Exercise >>
State how many lines of the entries hold the string "take", and nothing more.

Information supplied >>
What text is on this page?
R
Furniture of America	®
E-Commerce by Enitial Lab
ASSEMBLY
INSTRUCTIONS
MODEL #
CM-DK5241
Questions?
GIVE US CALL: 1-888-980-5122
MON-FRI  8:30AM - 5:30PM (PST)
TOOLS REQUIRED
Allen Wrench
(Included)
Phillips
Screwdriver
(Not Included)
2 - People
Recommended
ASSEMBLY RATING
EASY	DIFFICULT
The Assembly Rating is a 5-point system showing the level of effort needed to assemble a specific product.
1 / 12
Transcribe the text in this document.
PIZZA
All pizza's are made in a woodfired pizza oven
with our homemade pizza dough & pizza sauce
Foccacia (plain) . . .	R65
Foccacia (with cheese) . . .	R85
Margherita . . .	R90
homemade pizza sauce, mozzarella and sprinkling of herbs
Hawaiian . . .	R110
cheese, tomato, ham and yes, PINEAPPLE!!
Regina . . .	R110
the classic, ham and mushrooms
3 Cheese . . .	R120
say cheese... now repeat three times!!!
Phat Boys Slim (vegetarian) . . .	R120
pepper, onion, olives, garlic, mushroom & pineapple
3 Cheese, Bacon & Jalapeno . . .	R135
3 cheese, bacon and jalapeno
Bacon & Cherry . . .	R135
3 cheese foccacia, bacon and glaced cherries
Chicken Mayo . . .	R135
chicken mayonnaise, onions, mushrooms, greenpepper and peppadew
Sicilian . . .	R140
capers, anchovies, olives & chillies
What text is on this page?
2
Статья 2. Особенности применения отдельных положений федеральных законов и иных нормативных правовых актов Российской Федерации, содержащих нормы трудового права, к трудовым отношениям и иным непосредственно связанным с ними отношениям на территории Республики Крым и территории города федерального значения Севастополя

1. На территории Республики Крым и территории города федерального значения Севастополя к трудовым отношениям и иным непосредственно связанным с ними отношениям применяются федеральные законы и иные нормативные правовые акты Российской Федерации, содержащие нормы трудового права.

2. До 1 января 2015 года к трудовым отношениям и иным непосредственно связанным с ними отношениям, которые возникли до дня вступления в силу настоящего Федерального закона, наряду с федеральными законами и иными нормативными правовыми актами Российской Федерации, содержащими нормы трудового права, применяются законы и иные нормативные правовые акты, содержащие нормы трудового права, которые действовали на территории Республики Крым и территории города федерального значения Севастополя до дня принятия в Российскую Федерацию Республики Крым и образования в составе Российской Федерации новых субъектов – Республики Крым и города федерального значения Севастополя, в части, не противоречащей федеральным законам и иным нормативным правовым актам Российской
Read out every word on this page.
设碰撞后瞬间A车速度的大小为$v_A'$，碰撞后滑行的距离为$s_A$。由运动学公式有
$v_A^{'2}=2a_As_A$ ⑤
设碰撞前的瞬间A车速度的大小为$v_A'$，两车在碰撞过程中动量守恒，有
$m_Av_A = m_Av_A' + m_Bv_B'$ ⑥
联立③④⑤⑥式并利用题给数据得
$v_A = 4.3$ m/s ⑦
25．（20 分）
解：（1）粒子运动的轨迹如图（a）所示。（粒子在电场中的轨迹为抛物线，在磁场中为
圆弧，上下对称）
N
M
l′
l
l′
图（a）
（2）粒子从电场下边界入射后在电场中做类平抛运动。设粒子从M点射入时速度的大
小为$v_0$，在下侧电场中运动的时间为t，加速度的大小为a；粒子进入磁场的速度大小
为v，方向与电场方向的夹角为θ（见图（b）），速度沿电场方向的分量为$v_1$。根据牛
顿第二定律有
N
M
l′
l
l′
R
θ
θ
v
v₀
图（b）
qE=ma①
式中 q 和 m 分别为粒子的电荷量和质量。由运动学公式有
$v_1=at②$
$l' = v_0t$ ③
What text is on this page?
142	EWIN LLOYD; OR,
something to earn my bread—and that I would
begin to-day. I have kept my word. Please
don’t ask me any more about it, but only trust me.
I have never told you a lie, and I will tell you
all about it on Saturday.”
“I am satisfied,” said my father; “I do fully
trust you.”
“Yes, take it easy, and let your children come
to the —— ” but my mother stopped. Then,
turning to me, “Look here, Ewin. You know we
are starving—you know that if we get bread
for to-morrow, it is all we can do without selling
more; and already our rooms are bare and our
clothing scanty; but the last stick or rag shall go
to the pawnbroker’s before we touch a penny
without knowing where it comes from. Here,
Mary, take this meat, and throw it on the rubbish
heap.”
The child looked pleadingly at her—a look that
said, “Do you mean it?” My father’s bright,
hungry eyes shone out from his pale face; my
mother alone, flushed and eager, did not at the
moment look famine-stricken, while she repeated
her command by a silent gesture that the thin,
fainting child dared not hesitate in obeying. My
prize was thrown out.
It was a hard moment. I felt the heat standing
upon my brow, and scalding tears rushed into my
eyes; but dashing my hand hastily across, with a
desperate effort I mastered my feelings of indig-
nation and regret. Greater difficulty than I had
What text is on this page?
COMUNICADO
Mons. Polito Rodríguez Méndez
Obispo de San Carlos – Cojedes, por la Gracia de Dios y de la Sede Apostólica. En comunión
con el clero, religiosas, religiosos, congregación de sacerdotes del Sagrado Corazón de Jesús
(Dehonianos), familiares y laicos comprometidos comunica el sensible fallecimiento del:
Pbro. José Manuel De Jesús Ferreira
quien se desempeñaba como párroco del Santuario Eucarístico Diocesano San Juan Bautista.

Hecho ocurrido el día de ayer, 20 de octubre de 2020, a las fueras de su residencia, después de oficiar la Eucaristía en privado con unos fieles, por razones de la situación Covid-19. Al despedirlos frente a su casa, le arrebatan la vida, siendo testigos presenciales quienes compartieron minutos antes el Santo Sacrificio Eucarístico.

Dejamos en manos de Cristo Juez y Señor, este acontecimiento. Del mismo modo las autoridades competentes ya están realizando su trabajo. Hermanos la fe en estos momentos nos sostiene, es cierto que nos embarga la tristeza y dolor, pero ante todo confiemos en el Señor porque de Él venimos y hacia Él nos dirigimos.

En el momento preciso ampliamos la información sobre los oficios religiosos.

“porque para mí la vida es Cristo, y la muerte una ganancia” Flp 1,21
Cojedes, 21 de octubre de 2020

Problem solution >>
2